__What the task requires__:
Omit every picture and return the rest of the data unaltered.

── Extracted information

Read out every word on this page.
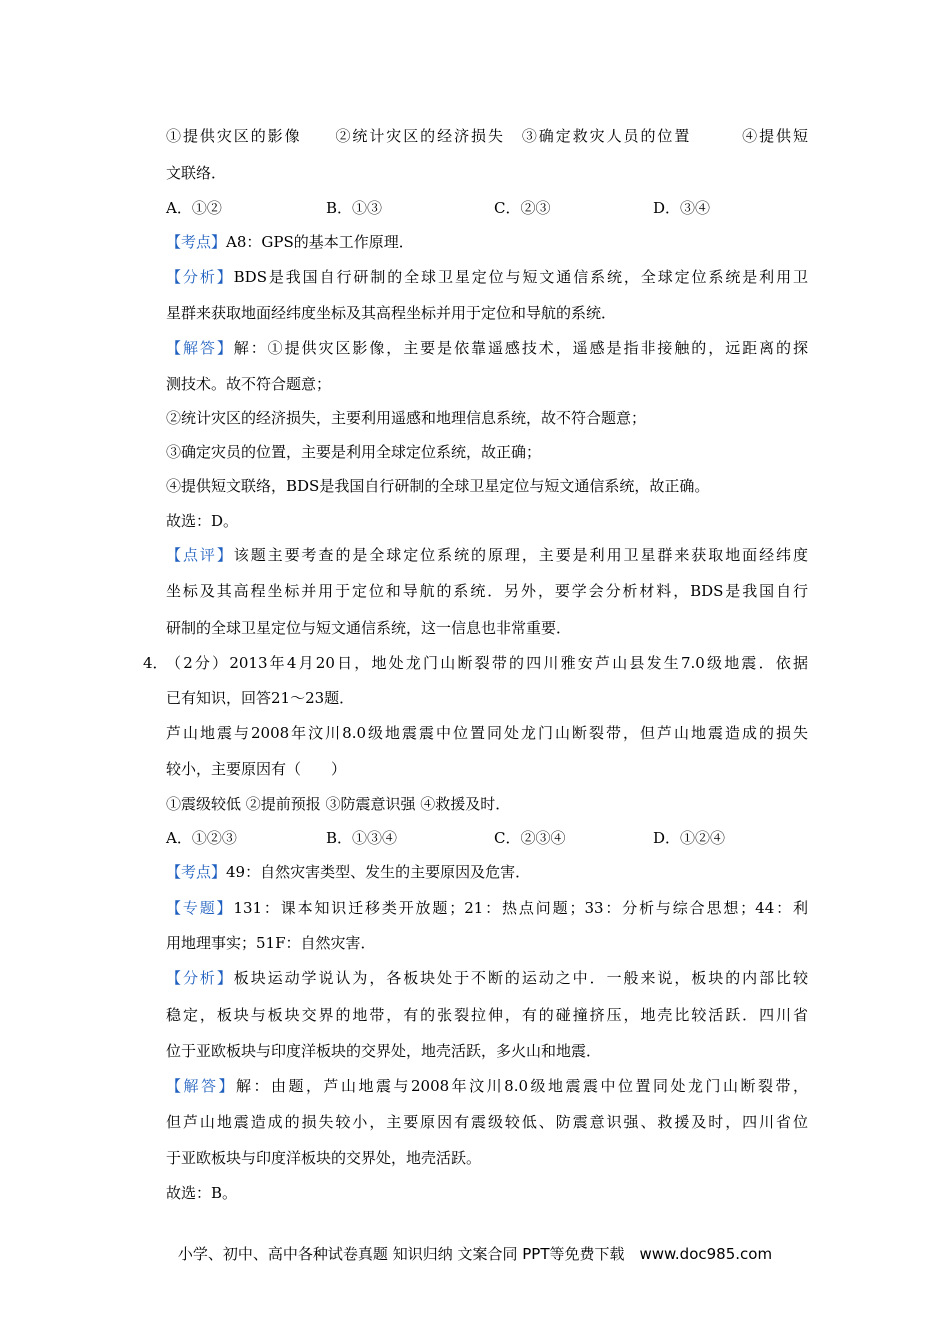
①提供灾区的影像　　②统计灾区的经济损失　③确定救灾人员的位置　　　④提供短
文联络．
A．①②	B．①③	C．②③	D．③④
【考点】A8：GPS的基本工作原理．
【分析】BDS是我国自行研制的全球卫星定位与短文通信系统，全球定位系统是利用卫
星群来获取地面经纬度坐标及其高程坐标并用于定位和导航的系统．
【解答】解：①提供灾区影像，主要是依靠遥感技术，遥感是指非接触的，远距离的探
测技术。故不符合题意；
②统计灾区的经济损失，主要利用遥感和地理信息系统，故不符合题意；
③确定灾员的位置，主要是利用全球定位系统，故正确；
④提供短文联络，BDS是我国自行研制的全球卫星定位与短文通信系统，故正确。
故选：D。
【点评】该题主要考查的是全球定位系统的原理，主要是利用卫星群来获取地面经纬度
坐标及其高程坐标并用于定位和导航的系统．另外，要学会分析材料，BDS是我国自行
研制的全球卫星定位与短文通信系统，这一信息也非常重要．
4．
（2分）2013年4月20日，地处龙门山断裂带的四川雅安芦山县发生7.0级地震．依据
已有知识，回答21～23题．
芦山地震与2008年汶川8.0级地震震中位置同处龙门山断裂带，但芦山地震造成的损失
较小，主要原因有（　　）
①震级较低 ②提前预报 ③防震意识强 ④救援及时．
A．①②③	B．①③④	C．②③④	D．①②④
【考点】49：自然灾害类型、发生的主要原因及危害．
【专题】131：课本知识迁移类开放题；21：热点问题；33：分析与综合思想；44：利
用地理事实；51F：自然灾害．
【分析】板块运动学说认为，各板块处于不断的运动之中．一般来说，板块的内部比较
稳定，板块与板块交界的地带，有的张裂拉伸，有的碰撞挤压，地壳比较活跃．四川省
位于亚欧板块与印度洋板块的交界处，地壳活跃，多火山和地震．
【解答】解：由题，芦山地震与2008年汶川8.0级地震震中位置同处龙门山断裂带，
但芦山地震造成的损失较小，主要原因有震级较低、防震意识强、救援及时，四川省位
于亚欧板块与印度洋板块的交界处，地壳活跃。
故选：B。
小学、初中、高中各种试卷真题 知识归纳 文案合同 PPT等免费下载　www.doc985.com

────

__Answer below__:
Read out every word on this page.
①提供灾区的影像　　②统计灾区的经济损失　③确定救灾人员的位置　　　④提供短
文联络．
A．①②	B．①③	C．②③	D．③④
【考点】A8：GPS的基本工作原理．
【分析】BDS是我国自行研制的全球卫星定位与短文通信系统，全球定位系统是利用卫
星群来获取地面经纬度坐标及其高程坐标并用于定位和导航的系统．
【解答】解：①提供灾区影像，主要是依靠遥感技术，遥感是指非接触的，远距离的探
测技术。故不符合题意；
②统计灾区的经济损失，主要利用遥感和地理信息系统，故不符合题意；
③确定灾员的位置，主要是利用全球定位系统，故正确；
④提供短文联络，BDS是我国自行研制的全球卫星定位与短文通信系统，故正确。
故选：D。
【点评】该题主要考查的是全球定位系统的原理，主要是利用卫星群来获取地面经纬度
坐标及其高程坐标并用于定位和导航的系统．另外，要学会分析材料，BDS是我国自行
研制的全球卫星定位与短文通信系统，这一信息也非常重要．
4．
（2分）2013年4月20日，地处龙门山断裂带的四川雅安芦山县发生7.0级地震．依据
已有知识，回答21～23题．
芦山地震与2008年汶川8.0级地震震中位置同处龙门山断裂带，但芦山地震造成的损失
较小，主要原因有（　　）
①震级较低 ②提前预报 ③防震意识强 ④救援及时．
A．①②③	B．①③④	C．②③④	D．①②④
【考点】49：自然灾害类型、发生的主要原因及危害．
【专题】131：课本知识迁移类开放题；21：热点问题；33：分析与综合思想；44：利
用地理事实；51F：自然灾害．
【分析】板块运动学说认为，各板块处于不断的运动之中．一般来说，板块的内部比较
稳定，板块与板块交界的地带，有的张裂拉伸，有的碰撞挤压，地壳比较活跃．四川省
位于亚欧板块与印度洋板块的交界处，地壳活跃，多火山和地震．
【解答】解：由题，芦山地震与2008年汶川8.0级地震震中位置同处龙门山断裂带，
但芦山地震造成的损失较小，主要原因有震级较低、防震意识强、救援及时，四川省位
于亚欧板块与印度洋板块的交界处，地壳活跃。
故选：B。
小学、初中、高中各种试卷真题 知识归纳 文案合同 PPT等免费下载　www.doc985.com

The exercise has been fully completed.